## TASKS
A - Reproduce, word for word, everything in the narrative about coming home from "As I step along" down to "with my father.".
B - Resume the narrative about coming home, picking up right after its final sentence.

Nearly every day I walk
into my house. The place of living for me and my family, all of it being
completely run by my egotistical father. He feels as if he has the power and
right to tell all of us to be how we should be, and we all resist even my mom.
If my dad is home by the time I reach the front door I take a straight trip up
to my room without a word except maybe a "Hi!" when I walk through
the door just so they acknowledge my presence. If my dad isn't home I will have
a drink and a nice chat with my mom. We appreciate each other and get along
very well, but when that is done with I take up on a short walk to my room.
As I step along the hard
dark wooden and nicely polished floor, I think about how I never feel the wood
against my bare feet unless I'm really hungry or need to ask something of my
family and that is the only time I ever get to feel that floor. Wow, I'm really
detached... all because I don't want to spend time with my father.
When I walk and touch the
staircase I could sigh in relief for the familiarity of my own house coming
back to me. Now I can move a little faster. At the top of my staircase lit by
the lights coming from oh-so-sweet-nature. Oh how I love sitting at the top of
my steps with my large dark haired dog. I guess you could say we resemble each
other. I think he's the only one in my family that I knows that I like to sit
there, because of that I always like to give him a hello when I walk past him to
my room down the long shaded white hallway.
When I walk into my room, I have to immediately
shut the door behind me... I hate feeling watched. When I leave that door open
I get that feeling, that I am being watched. Though sometimes on good shinny days
I'll leave it open so my dog can take a trip to say hi to me, though I live in
the great-ol'- Pennsylvania weather. We get no shinny days. Moving here from
Columbia, South Carolina, that is such a change. When I finally get that door
shut I feel a sense of content. I'm happy in my room. I feel at home. I don't
in any other part of the house. Once I leave my room, I'm in a stranger's
house.
Now that I am home, I must begin my routine.
Shuffling my way over my guitar and maybe some flannels I leave on the floor from
getting dressed in the morning. I feel like I am following all of the bright
red, white and charcoal stripes on my wall... There. I got the lamp on, and I smirked at
dim lights. I only like three types of lights, dim light, natural light, or no
light at all.
I take a short peak out of my black blinds to see
the world outside of my home. Is
it nice enough of a day to open my blinds...? Nope. I shut my blinds because of the
dreary weather. I don't like looking out to the weather that keeps me inside.
I turn back around and see my guitar laying down
on the floor of my room, inside of its black solid casing and the dark reds and
blacks that match my walls. I love my guitar, because it is my guitar, bought
with my money and always been through my performances and with play outs with
my friends. I pick my guitar up and start playing music as I go with no
specific direction. It's how I play sing and strumming my heart out.

## GIVEN INFORMATION

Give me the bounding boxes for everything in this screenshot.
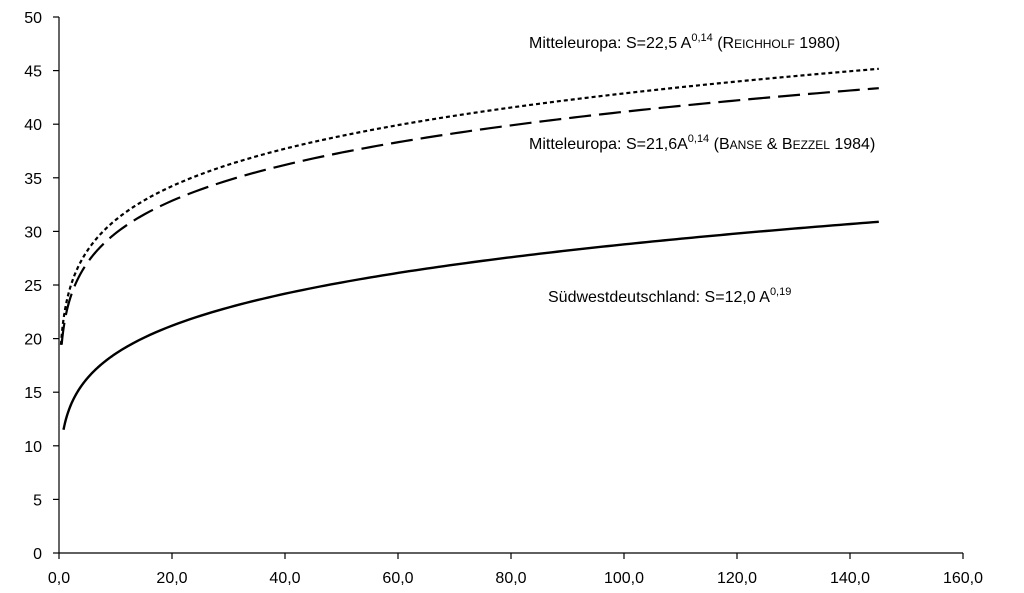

## RESPONSES
A -
As I step along the hard
dark wooden and nicely polished floor, I think about how I never feel the wood
against my bare feet unless I'm really hungry or need to ask something of my
family and that is the only time I ever get to feel that floor. Wow, I'm really
detached... all because I don't want to spend time with my father.

B -
When I'm done I move on. I move a short distance
so I lay on my bed taking deep breathes and massaging my hands because I play
until I can't ever stop, always. Closing my eyes and listening to the
background music I put on my stereo system. I love it, I have a speaker on each
side of my bed, the black clean speakers shout out at me with the sounds I
love. They rest on my bookshelves that are mainly filled with limited books on
psychology, music and the occasional novel. I don't think I care to read that
much as I look at my limited supply.
When I look at my bookshelves I see more music
than anything, with a series of guitar accessories, piles of iTunes cards and
some small percussion instruments. It’s a lot of who I am... Music, my living
soul in lyrics and sound that I create.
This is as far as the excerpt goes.